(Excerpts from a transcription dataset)
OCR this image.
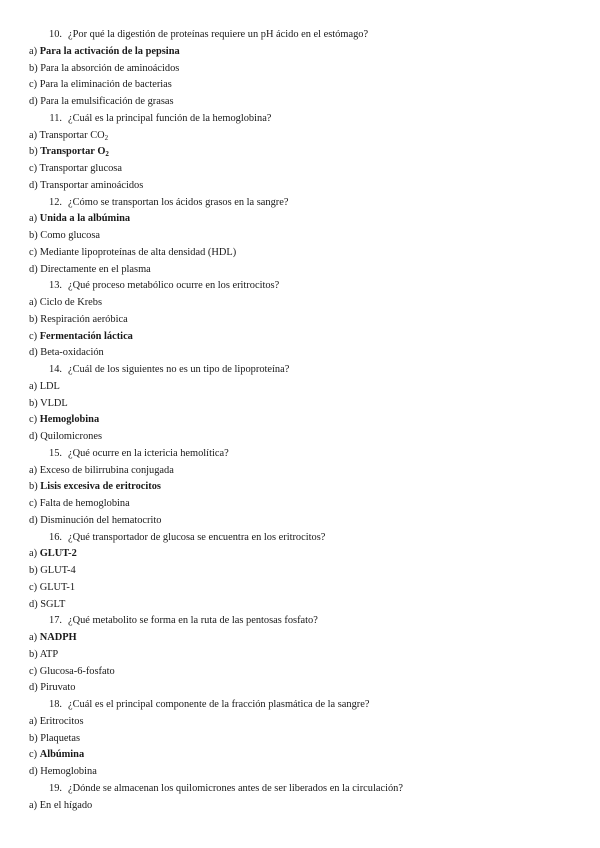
10. ¿Por qué la digestión de proteínas requiere un pH ácido en el estómago?
a) Para la activación de la pepsina
b) Para la absorción de aminoácidos
c) Para la eliminación de bacterias
d) Para la emulsificación de grasas
11. ¿Cuál es la principal función de la hemoglobina?
a) Transportar $CO_2$
b) Transportar $O_2$
c) Transportar glucosa
d) Transportar aminoácidos
12. ¿Cómo se transportan los ácidos grasos en la sangre?
a) Unida a la albúmina
b) Como glucosa
c) Mediante lipoproteínas de alta densidad (HDL)
d) Directamente en el plasma
13. ¿Qué proceso metabólico ocurre en los eritrocitos?
a) Ciclo de Krebs
b) Respiración aeróbica
c) Fermentación láctica
d) Beta-oxidación
14. ¿Cuál de los siguientes no es un tipo de lipoproteína?
a) LDL
b) VLDL
c) Hemoglobina
d) Quilomicrones
15. ¿Qué ocurre en la ictericia hemolítica?
a) Exceso de bilirrubina conjugada
b) Lisis excesiva de eritrocitos
c) Falta de hemoglobina
d) Disminución del hematocrito
16. ¿Qué transportador de glucosa se encuentra en los eritrocitos?
a) GLUT-2
b) GLUT-4
c) GLUT-1
d) SGLT
17. ¿Qué metabolito se forma en la ruta de las pentosas fosfato?
a) NADPH
b) ATP
c) Glucosa-6-fosfato
d) Piruvato
18. ¿Cuál es el principal componente de la fracción plasmática de la sangre?
a) Eritrocitos
b) Plaquetas
c) Albúmina
d) Hemoglobina
19. ¿Dónde se almacenan los quilomicrones antes de ser liberados en la circulación?
a) En el hígado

• [TRY IT]
Pull out every line in the data above that has the word "fosfato".

• [RESPONSE AREA]
17. ¿Qué metabolito se forma en la ruta de las pentosas fosfato?
c) Glucosa-6-fosfato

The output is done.